*The exercise*
Find every line of the listing below where "BEDEN" appears, and copy it.

*Material provided*

****************

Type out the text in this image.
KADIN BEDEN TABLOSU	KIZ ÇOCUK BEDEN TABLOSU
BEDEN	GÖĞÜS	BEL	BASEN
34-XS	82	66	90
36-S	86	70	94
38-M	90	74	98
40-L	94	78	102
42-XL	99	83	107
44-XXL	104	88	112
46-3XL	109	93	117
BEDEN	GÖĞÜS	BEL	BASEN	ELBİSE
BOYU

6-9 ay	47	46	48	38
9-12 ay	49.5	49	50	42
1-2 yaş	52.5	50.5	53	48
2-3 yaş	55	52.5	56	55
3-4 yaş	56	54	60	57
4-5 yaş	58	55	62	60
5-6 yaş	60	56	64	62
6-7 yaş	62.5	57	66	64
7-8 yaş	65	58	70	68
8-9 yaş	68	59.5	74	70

****************

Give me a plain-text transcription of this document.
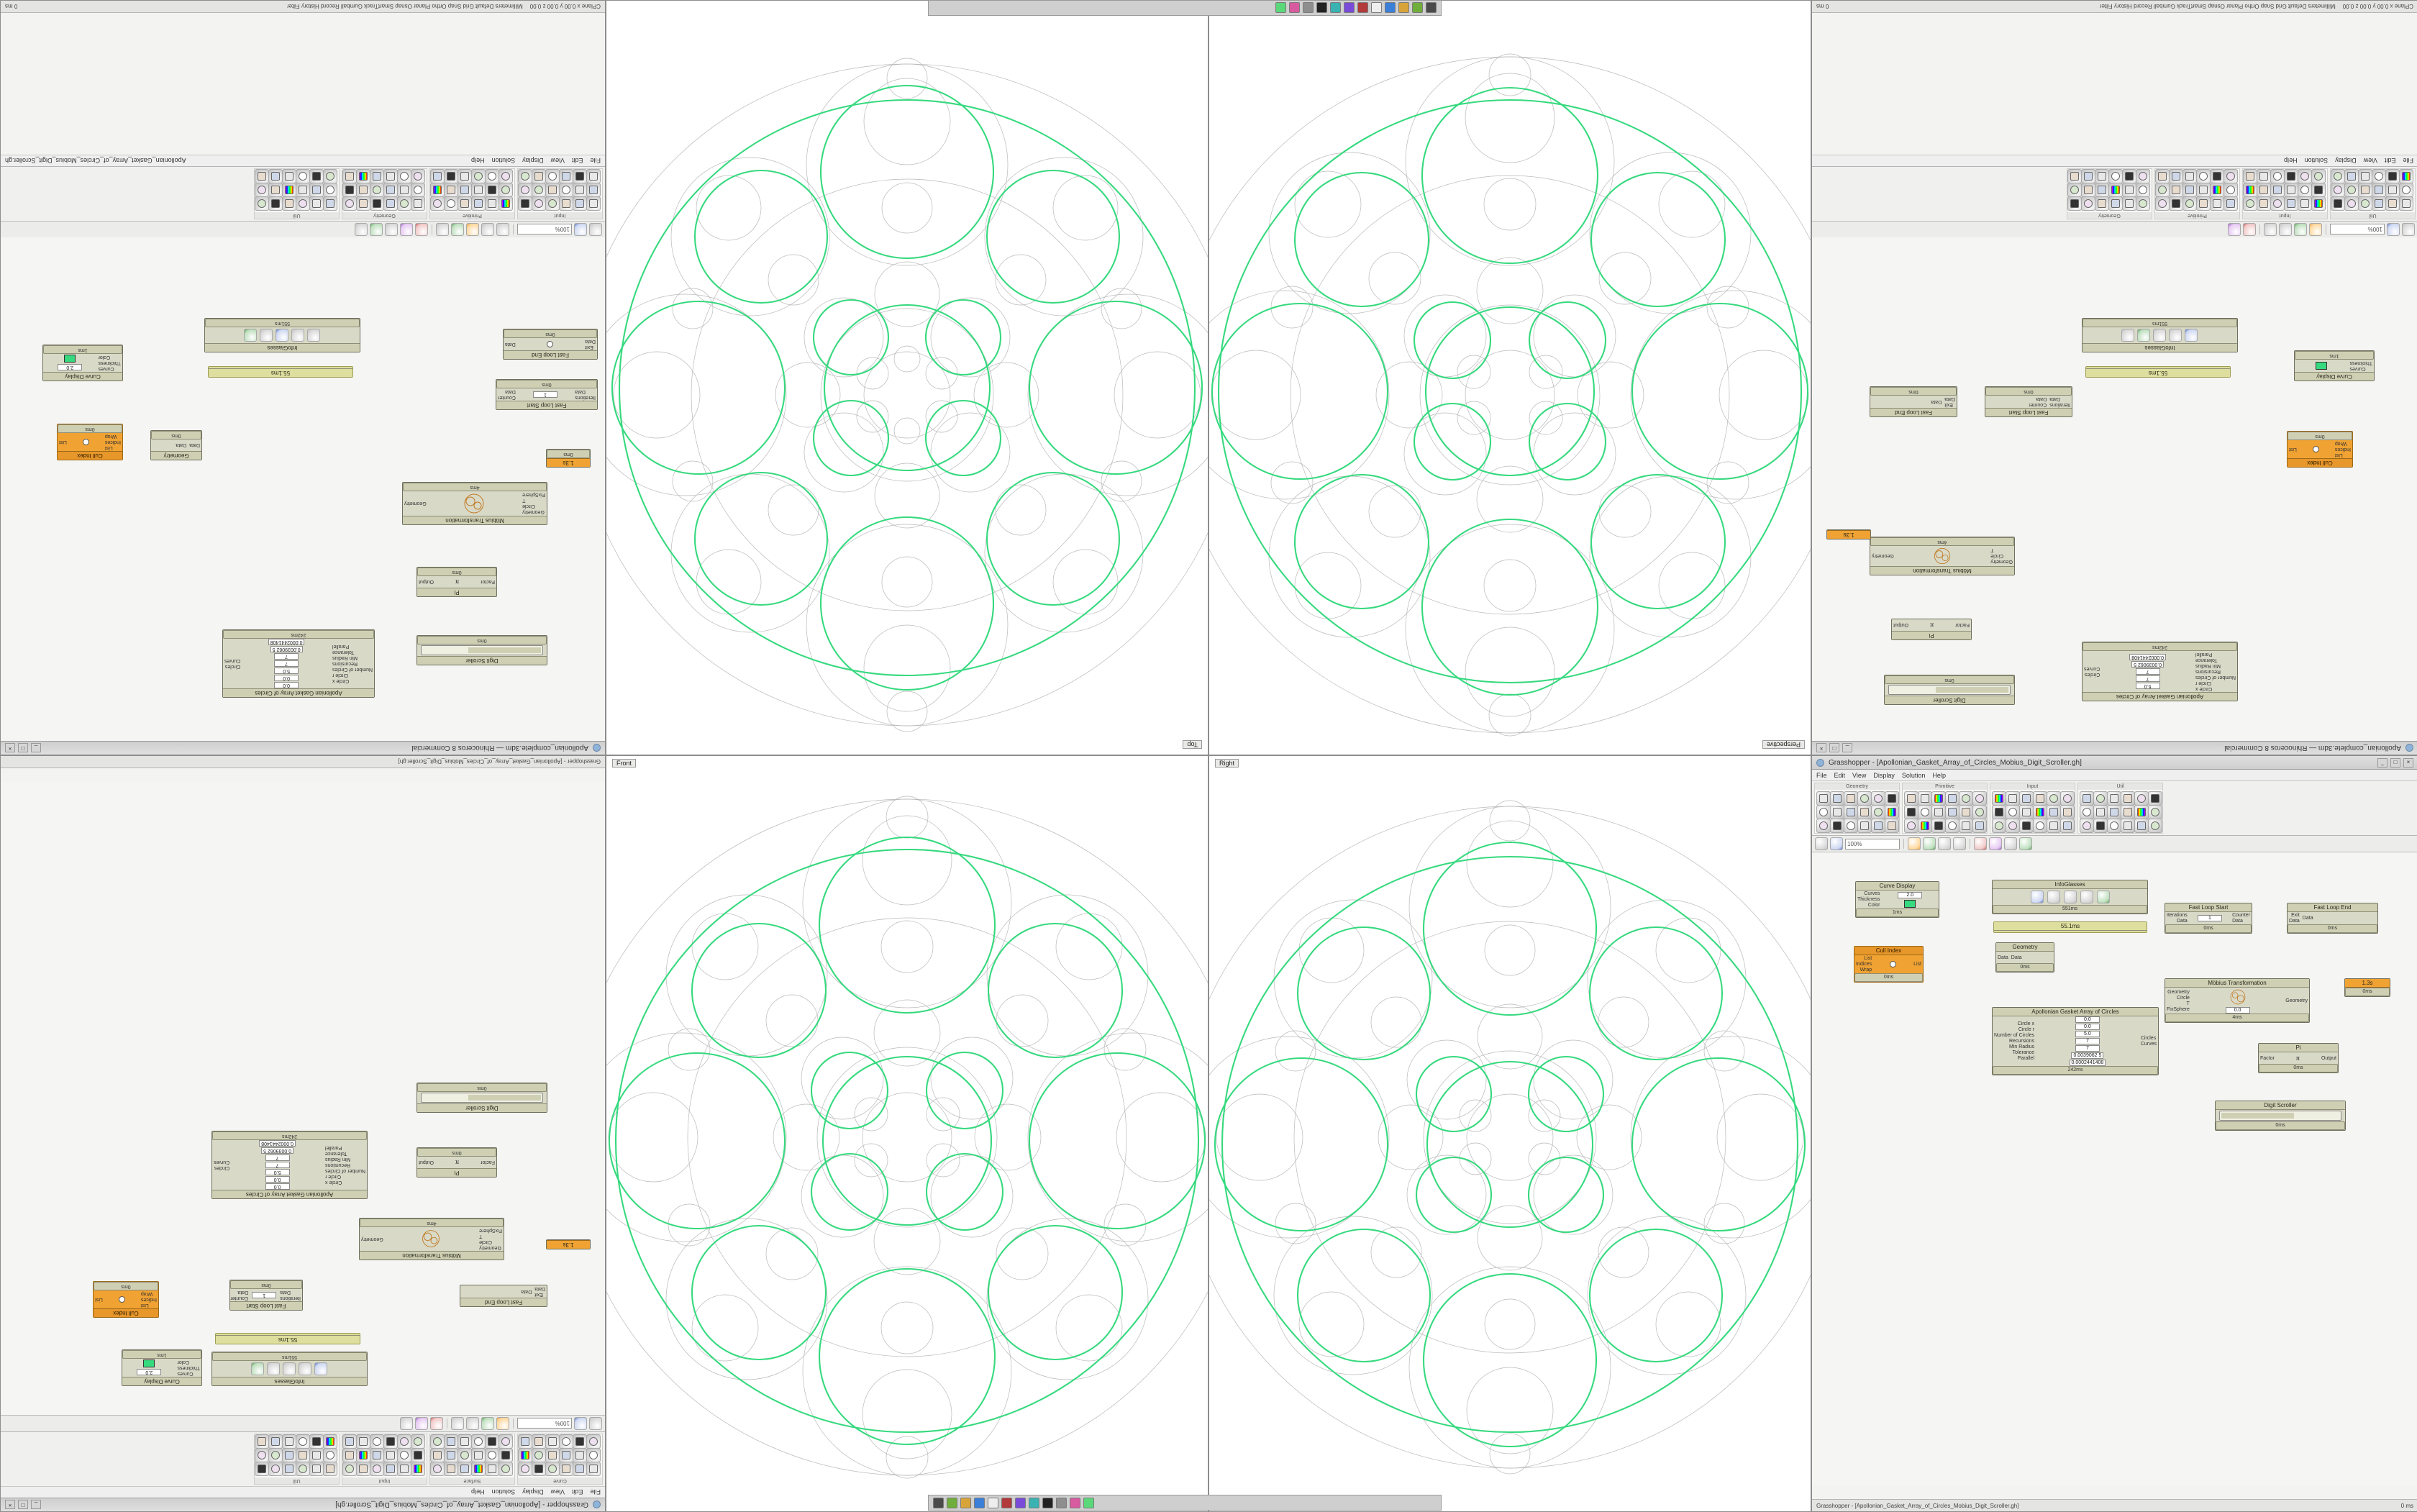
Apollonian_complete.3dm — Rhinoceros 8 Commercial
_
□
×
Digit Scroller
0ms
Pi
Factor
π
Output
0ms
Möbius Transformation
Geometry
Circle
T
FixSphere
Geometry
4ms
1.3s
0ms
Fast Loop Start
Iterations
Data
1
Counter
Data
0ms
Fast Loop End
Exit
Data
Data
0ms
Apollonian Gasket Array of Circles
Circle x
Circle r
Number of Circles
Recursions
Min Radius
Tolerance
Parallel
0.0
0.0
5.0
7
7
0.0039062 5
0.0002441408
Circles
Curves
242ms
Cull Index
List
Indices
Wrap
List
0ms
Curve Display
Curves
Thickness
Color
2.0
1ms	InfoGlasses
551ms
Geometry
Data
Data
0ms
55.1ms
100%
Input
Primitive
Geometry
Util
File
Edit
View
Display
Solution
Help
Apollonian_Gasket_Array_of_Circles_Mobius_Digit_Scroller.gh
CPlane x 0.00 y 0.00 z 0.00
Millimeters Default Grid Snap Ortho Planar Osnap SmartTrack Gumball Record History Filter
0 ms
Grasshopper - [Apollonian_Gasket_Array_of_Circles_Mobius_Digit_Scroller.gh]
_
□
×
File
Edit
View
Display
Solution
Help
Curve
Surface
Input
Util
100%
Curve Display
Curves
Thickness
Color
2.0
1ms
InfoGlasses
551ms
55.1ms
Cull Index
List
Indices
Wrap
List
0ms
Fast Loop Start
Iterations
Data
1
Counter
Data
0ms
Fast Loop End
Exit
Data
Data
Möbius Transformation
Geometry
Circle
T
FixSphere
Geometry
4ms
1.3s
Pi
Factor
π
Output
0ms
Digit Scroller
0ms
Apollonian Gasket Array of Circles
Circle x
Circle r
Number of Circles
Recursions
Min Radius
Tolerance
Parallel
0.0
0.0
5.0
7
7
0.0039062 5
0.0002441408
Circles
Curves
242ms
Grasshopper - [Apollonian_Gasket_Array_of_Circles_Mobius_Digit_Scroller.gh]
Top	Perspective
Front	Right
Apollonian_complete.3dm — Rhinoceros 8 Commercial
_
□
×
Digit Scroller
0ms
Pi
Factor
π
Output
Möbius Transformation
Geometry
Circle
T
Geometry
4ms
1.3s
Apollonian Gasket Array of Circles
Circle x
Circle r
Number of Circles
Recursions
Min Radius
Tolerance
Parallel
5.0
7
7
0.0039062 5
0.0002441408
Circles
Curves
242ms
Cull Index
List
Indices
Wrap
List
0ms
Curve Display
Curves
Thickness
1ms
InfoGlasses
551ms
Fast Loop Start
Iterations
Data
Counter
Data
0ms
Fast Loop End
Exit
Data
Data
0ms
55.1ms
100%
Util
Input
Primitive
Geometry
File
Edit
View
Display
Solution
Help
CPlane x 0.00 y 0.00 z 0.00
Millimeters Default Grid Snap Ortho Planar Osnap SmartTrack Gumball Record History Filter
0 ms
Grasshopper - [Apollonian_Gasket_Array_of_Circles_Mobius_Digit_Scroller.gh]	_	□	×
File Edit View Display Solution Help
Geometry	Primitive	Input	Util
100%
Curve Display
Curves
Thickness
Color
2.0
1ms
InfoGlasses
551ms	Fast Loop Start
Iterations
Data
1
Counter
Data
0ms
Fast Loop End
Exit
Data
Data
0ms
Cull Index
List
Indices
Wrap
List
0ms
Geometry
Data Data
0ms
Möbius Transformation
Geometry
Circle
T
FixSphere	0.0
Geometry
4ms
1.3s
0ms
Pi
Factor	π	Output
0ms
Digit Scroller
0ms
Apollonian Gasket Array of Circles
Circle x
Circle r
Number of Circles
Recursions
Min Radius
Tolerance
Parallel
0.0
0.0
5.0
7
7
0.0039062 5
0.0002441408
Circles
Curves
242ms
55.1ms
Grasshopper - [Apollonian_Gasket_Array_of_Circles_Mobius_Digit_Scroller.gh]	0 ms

****************

*Response below*
KADIN BEDEN TABLOSU	KIZ ÇOCUK BEDEN TABLOSU
BEDEN	GÖĞÜS	BEL	BASEN
BEDEN	GÖĞÜS	BEL	BASEN	ELBİSE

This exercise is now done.